- [WHAT YOU NEED TO DO]
1 – Write out every heading in the article on front-loading 401(k) contributions, including its title.
2 – Pick up the article on front-loading 401(k) contributions right after its final sentence and keep writing in the same voice.

- [PAGE EXCERPT]
════════

Be Wary of Frontloading Your 401(k) Contribution and Losing Company Match

See-saw-front-load-401k-contribution-company-matchJanuary is a great time to re-assess your retirement accounts.  It’s important to review your 401k contribution and at least consider re-balancing your accounts at the beginning of every year.  You’ve probably made a couple New Year’s resolutions so why not add this one to your list?  2013 will be the first official year I’m able to max out my 401k since last year I received a raise about halfway through the year so I just missed out on contributing the full $17,000.

If you’re making around 50-75k you should definitely be close to maxing out your 401(k) but it’s important to keep a balance between saving, spending and having fun!  Just remember though, every dollar you save at the beginning of your career is worth a lot more than a dollar saved in 20 or 30 years.  Why do you think ‘compounding’ is often referred to as the eight wonder of the world?  Once you’ve realized the power of compounding, saving will become a lot more fun, trust me.

How Do I Save $17,500 a Year?

The best way to save for retirement is to avoid lifestyle inflation.  Do you remember what you used to eat and do in college when you had no money?  Those are some of the best memories of my life and I had way less money then, than I have now.  Until you’ve maxed out your retirement accounts it’s a good idea to take every raise you get, whether it’s merit or performance based, and add that exact percentage to your 401k/IRA contribution.  That way, your paycheck will never decrease but it also won’t increase until you have your retirement accounts all maxed out.  You can also increase your 401(k) contribution by 1% each year and most 401(k) providers actually provide an option for automatic annual increases.

Don’t Lose Out on Your Company Match

Once you’ve maxed out your retirement accounts, there’s one last thing to consider.  Some people like to contribute the same amount each paycheck(dollar cost average) and some prefer to front-load their 401k contributions.  I think either method is fine but I prefer the diversity that comes with dollar cost averaging.

Front-loading your contribution does have one major pitfall though.  If your company provides a 401k match, you need to determine if the match is on a per paycheck basis or a salary basis.  Some companies will allow you to “true-up” your contributions which means that even if you front-load your contributions, behind the scenes, they will still count that as contributing each paycheck and give you the company match.  But others(like mine) will require you to contribute each paycheck in order to get the match until the end of the year.

════════

- [DATASET EXTRACT]
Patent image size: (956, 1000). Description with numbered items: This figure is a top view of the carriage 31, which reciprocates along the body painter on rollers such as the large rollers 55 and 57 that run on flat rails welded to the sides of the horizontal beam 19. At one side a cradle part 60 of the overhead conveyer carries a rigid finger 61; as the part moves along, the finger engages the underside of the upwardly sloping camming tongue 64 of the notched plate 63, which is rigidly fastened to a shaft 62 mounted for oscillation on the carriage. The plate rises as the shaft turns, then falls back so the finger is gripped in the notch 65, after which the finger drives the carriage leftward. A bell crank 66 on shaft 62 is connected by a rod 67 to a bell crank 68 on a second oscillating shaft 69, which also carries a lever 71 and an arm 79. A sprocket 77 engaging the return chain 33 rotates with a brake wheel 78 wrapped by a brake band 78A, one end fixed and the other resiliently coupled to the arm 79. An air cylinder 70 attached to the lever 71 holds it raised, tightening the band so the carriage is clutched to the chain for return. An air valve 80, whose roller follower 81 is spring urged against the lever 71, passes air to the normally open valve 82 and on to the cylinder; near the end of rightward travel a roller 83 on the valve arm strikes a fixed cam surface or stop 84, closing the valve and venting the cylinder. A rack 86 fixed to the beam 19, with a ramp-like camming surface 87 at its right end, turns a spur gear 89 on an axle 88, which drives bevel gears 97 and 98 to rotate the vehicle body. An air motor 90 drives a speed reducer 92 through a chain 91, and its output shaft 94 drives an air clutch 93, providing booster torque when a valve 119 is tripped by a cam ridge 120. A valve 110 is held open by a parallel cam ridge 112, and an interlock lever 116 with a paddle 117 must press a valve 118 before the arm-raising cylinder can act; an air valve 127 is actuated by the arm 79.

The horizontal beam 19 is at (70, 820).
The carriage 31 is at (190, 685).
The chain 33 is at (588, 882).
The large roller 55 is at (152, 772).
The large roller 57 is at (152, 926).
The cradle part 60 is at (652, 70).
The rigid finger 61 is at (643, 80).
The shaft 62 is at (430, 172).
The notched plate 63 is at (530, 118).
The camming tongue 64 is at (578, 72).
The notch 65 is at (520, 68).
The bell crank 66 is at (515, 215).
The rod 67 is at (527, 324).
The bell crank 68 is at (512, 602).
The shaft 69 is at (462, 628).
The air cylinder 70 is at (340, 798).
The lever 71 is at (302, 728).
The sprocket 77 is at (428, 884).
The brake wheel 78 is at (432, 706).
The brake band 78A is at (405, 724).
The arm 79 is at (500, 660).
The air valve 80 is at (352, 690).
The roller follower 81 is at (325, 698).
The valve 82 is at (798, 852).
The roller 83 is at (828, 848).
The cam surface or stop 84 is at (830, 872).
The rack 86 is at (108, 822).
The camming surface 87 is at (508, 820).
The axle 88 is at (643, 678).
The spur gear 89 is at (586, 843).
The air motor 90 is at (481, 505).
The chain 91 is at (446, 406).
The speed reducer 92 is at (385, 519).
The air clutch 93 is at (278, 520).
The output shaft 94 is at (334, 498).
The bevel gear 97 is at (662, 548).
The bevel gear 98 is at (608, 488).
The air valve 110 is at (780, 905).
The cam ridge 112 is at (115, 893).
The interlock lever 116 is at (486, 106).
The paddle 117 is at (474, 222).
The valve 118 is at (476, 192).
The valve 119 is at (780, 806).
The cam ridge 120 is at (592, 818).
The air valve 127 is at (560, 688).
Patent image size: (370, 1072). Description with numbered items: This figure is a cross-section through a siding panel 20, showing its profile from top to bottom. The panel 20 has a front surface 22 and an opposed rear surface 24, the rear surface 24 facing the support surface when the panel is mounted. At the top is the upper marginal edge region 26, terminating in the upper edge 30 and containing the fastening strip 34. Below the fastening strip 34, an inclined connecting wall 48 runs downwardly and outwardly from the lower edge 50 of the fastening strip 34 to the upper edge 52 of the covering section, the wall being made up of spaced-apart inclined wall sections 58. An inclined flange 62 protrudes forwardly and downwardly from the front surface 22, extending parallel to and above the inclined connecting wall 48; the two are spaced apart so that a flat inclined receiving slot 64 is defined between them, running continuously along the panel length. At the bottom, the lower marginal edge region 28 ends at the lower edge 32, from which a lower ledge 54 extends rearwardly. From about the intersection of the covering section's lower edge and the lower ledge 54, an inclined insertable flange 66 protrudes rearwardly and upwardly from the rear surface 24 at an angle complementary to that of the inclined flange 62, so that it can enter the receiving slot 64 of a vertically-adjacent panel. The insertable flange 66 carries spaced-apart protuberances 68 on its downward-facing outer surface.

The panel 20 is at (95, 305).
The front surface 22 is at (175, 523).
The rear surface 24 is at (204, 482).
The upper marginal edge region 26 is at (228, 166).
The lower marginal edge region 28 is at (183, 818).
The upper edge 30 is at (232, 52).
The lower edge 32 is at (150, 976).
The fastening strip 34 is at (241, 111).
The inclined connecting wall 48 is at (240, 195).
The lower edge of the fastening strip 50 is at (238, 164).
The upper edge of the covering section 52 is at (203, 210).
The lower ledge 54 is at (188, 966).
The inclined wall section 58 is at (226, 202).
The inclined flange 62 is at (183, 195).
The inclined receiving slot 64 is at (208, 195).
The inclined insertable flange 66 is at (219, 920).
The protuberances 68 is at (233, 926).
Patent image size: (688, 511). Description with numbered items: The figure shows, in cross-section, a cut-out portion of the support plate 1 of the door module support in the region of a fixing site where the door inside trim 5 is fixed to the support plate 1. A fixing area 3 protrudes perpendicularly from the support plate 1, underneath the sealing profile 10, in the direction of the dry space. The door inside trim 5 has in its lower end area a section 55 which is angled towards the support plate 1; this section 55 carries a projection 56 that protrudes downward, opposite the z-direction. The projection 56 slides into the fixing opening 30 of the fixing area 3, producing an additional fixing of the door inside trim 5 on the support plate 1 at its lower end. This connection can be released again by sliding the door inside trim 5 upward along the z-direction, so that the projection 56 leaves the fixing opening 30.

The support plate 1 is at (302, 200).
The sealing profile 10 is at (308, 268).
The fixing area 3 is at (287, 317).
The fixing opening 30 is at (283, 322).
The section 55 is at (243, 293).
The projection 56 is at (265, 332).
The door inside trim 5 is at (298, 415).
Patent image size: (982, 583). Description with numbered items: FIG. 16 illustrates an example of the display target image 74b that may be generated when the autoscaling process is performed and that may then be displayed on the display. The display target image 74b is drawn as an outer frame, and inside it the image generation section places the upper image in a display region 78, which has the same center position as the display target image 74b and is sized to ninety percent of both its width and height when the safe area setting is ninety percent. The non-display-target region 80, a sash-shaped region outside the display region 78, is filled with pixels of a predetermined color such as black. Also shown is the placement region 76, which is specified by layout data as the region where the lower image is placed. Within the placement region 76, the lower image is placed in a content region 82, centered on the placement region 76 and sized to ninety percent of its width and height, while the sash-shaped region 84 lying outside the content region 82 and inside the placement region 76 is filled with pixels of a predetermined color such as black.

════════

- [FINAL ANSWERS]
1 –
Be Wary of Frontloading Your 401(k) Contribution and Losing Company Match
How Do I Save $17,500 a Year?
Don’t Lose Out on Your Company Match

2 –
Here’s an example of how you could lose out on part of your company match:

Joe the engineer makes $100,000 a year.  His company matches 5% of his 401k contribution.  In 2013, the max 401(k) contribution is $17,500 so he decides to front-load his contribution and contribute 26% of his paycheck to his 401(k).  If he gets paid bi-weekly(26 times per year), Joe will be contributing $1,000 every two weeks to his 401(k).  In the 36th week of the year, he’ll have maxed out his 401(k) and he decides to discontinue his contributions at this point.

Now where it gets tricky is that Joe’s employer matches 5% of his contribution and there is no IRS limit on this employer contribution(it doesn’t count as part of the 17.5k either).  So by front-loading his 401k contributions, Joe will no longer get his company match if he stops contributing.  Joe has 8 more paychecks left in the year so he’ll be missing out on $1,538.46 of company matching contributions{ (8/26) * (5% * $100,000) }.  Any contributions he makes after the 17.5k limit will no longer be deductible and some companies don’t even allow non-deductible contributions to a 401(k).

How to Avoid Losing the Company Match

The simplest way to avoid losing out on the company match is to make sure that you evenly distribute your 401k contributions.  At the beginning of the year, calculate what percentage you need in order to go just over the $17,500 limit per year.  If you get any raises or bonuses during the year though, you’ll need to re-calculate this number based on your higher paycheck(you’ll need to lower your %).  Every 401(k) plan is different so here are some things to watch out for and ask your plan administrator about.

  • Will you still receive the company match if you hit your IRS 401k contribution limit before the end of the year?
  • What happens to your contributions if you go over the $17,500 limit?
  • If I go over the $17,500 limit will the non-deductible portion of my contribution(anything over 17.5k) count towards company match?(The IRS has no limit on non-deductible contributions to a 401k but your company might).

Who would have thought so many problems could arise from maxing out your 401(k)?  My company requires me to contribute to my 401(k) every paycheck in order to get the match so I’m going to get as close as possible and probably stay just under $17,500.  That way my 401(k) will stay comprised of only deductible contributions.  I know that it would annoy the heck out of me if I had $17,500 worth of deductible contributions and $50 worth of deductible contributions.

Readers, have you maxed out your 401(k) yet?  Do you know if your company will “true-up” your contributions or do you have to contribute to your 401(k) every paycheck in order to get the match?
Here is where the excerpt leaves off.